Each record below is to be reproduced without any change.

>> START

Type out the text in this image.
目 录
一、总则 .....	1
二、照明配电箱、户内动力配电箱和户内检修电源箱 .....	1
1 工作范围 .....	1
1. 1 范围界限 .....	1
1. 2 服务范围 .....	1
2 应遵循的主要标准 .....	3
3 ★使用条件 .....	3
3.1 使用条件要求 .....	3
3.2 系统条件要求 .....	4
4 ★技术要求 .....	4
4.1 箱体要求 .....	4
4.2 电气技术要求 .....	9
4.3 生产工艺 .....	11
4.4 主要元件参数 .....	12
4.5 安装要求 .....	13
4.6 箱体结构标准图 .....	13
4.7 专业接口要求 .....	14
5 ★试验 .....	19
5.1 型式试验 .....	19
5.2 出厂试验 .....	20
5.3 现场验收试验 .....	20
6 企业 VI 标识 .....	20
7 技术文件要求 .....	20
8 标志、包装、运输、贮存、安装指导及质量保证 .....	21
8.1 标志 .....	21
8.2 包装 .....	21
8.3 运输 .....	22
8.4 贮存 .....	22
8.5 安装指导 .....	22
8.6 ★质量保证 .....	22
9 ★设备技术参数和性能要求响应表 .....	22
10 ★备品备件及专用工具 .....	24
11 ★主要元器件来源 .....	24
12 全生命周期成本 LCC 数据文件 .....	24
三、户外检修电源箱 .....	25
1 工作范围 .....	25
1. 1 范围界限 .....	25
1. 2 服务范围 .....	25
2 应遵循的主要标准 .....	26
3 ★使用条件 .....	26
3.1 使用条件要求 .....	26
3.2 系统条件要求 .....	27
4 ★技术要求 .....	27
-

>> END

Answer for the task:
Type out the text in this image.
目 录
一、总则 .....	1
二、照明配电箱、户内动力配电箱和户内检修电源箱 .....	1
1 工作范围 .....	1
1. 1 范围界限 .....	1
1. 2 服务范围 .....	1
2 应遵循的主要标准 .....	3
3 ★使用条件 .....	3
3.1 使用条件要求 .....	3
3.2 系统条件要求 .....	4
4 ★技术要求 .....	4
4.1 箱体要求 .....	4
4.2 电气技术要求 .....	9
4.3 生产工艺 .....	11
4.4 主要元件参数 .....	12
4.5 安装要求 .....	13
4.6 箱体结构标准图 .....	13
4.7 专业接口要求 .....	14
5 ★试验 .....	19
5.1 型式试验 .....	19
5.2 出厂试验 .....	20
5.3 现场验收试验 .....	20
6 企业 VI 标识 .....	20
7 技术文件要求 .....	20
8 标志、包装、运输、贮存、安装指导及质量保证 .....	21
8.1 标志 .....	21
8.2 包装 .....	21
8.3 运输 .....	22
8.4 贮存 .....	22
8.5 安装指导 .....	22
8.6 ★质量保证 .....	22
9 ★设备技术参数和性能要求响应表 .....	22
10 ★备品备件及专用工具 .....	24
11 ★主要元器件来源 .....	24
12 全生命周期成本 LCC 数据文件 .....	24
三、户外检修电源箱 .....	25
1 工作范围 .....	25
1. 1 范围界限 .....	25
1. 2 服务范围 .....	25
2 应遵循的主要标准 .....	26
3 ★使用条件 .....	26
3.1 使用条件要求 .....	26
3.2 系统条件要求 .....	27
4 ★技术要求 .....	27
-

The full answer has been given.